=== Given request ===
Copy every line from the records below that holds the word "помощи".

=== Supplied material ===
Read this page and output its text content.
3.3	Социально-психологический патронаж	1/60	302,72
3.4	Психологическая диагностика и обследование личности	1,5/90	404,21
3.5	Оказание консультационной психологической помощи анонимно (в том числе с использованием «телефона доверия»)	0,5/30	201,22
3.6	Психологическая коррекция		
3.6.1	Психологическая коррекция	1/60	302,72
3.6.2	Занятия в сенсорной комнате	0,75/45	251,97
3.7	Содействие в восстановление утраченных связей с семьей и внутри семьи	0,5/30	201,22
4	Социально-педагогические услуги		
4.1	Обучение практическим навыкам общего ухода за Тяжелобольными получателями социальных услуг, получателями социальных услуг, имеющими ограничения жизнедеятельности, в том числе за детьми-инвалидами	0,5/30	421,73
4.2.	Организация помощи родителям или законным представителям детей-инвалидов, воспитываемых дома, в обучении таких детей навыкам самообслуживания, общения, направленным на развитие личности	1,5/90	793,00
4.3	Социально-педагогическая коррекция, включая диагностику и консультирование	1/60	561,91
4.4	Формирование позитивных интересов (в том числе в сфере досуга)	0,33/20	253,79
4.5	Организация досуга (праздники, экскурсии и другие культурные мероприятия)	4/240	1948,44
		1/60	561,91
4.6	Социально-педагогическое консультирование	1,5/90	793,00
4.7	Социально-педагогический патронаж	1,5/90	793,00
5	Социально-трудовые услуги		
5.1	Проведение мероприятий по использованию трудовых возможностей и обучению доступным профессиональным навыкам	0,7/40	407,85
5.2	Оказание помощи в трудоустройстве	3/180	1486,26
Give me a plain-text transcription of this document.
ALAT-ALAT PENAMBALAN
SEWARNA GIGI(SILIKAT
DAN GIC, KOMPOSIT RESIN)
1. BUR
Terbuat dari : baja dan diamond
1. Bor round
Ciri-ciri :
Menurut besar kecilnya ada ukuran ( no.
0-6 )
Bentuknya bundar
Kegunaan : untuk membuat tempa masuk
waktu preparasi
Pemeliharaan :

=== Full response ===
3.5	Оказание консультационной психологической помощи анонимно (в том числе с использованием «телефона доверия»)	0,5/30	201,22
4.2.	Организация помощи родителям или законным представителям детей-инвалидов, воспитываемых дома, в обучении таких детей навыкам самообслуживания, общения, направленным на развитие личности	1,5/90	793,00
5.2	Оказание помощи в трудоустройстве	3/180	1486,26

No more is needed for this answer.